# Supplied material
+++

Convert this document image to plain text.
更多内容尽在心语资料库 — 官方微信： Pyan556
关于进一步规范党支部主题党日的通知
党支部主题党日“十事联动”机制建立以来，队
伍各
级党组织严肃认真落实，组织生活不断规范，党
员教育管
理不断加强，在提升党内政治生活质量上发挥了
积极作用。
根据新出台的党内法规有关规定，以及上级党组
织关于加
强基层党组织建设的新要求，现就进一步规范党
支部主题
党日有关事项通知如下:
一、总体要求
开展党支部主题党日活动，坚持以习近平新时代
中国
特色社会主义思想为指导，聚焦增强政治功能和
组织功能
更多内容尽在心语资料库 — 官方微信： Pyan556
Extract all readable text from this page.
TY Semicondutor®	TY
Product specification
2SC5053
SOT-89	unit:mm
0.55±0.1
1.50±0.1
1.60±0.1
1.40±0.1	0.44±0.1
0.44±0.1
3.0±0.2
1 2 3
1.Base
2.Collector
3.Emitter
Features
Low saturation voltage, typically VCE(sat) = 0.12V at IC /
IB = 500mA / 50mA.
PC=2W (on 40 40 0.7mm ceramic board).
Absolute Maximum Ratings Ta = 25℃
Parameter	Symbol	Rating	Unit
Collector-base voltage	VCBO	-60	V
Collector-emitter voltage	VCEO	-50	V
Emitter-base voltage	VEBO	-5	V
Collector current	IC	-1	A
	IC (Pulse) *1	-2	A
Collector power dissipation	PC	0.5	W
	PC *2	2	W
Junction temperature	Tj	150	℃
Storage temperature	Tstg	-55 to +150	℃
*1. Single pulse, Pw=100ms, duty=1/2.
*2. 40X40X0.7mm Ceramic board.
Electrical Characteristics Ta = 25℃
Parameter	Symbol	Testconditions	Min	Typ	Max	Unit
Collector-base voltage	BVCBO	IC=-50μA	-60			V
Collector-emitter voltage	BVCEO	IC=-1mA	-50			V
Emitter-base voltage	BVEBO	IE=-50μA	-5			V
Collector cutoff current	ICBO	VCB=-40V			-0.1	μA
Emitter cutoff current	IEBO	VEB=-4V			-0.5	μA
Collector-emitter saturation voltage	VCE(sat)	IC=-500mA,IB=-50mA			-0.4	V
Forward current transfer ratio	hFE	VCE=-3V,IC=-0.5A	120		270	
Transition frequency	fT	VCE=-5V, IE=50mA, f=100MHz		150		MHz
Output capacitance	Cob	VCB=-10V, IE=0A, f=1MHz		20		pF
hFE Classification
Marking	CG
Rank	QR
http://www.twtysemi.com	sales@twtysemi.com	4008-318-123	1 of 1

+++

# Aim
Give only the count of lines in the data that include the string "board".

# The response
2